OBJECTIVE - In the data that follows, count each line holding the string "instruction"; answer with the number only.

[start of SOURCE RECORDS]

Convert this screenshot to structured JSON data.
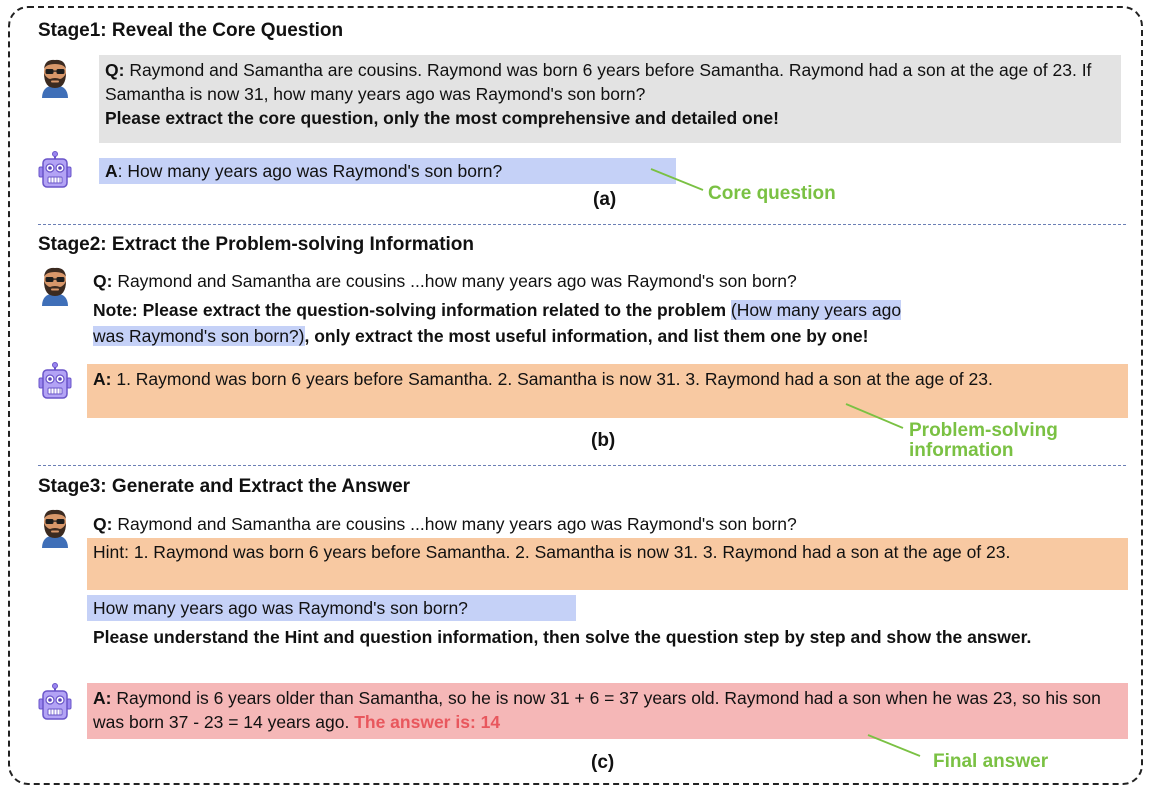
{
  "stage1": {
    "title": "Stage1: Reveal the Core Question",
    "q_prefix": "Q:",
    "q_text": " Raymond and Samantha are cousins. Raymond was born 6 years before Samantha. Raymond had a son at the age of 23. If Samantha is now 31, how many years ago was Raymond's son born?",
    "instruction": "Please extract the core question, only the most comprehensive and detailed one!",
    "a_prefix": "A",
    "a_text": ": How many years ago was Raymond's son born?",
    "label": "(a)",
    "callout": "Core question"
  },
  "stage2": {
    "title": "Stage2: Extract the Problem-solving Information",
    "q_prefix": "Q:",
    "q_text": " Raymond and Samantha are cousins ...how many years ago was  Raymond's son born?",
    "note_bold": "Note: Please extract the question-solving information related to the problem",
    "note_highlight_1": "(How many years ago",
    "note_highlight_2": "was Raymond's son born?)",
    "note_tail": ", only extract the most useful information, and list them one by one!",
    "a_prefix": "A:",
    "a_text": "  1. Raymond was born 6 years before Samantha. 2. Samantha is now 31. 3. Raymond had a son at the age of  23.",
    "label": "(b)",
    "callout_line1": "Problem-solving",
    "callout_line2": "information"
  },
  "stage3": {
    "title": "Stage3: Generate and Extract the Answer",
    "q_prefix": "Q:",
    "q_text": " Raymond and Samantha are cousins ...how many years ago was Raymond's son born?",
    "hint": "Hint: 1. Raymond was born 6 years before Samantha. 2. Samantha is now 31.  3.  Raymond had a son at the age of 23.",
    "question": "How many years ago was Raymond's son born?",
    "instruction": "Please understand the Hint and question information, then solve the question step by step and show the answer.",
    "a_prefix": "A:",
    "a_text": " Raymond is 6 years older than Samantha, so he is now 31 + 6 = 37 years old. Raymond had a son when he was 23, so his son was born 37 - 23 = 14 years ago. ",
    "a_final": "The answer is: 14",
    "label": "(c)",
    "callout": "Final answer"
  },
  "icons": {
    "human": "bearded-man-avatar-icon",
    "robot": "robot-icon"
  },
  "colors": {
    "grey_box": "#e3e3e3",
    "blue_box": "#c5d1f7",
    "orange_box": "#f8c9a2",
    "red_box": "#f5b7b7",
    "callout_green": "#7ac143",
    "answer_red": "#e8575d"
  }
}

[end of SOURCE RECORDS]

FINISHED EXERCISE - 2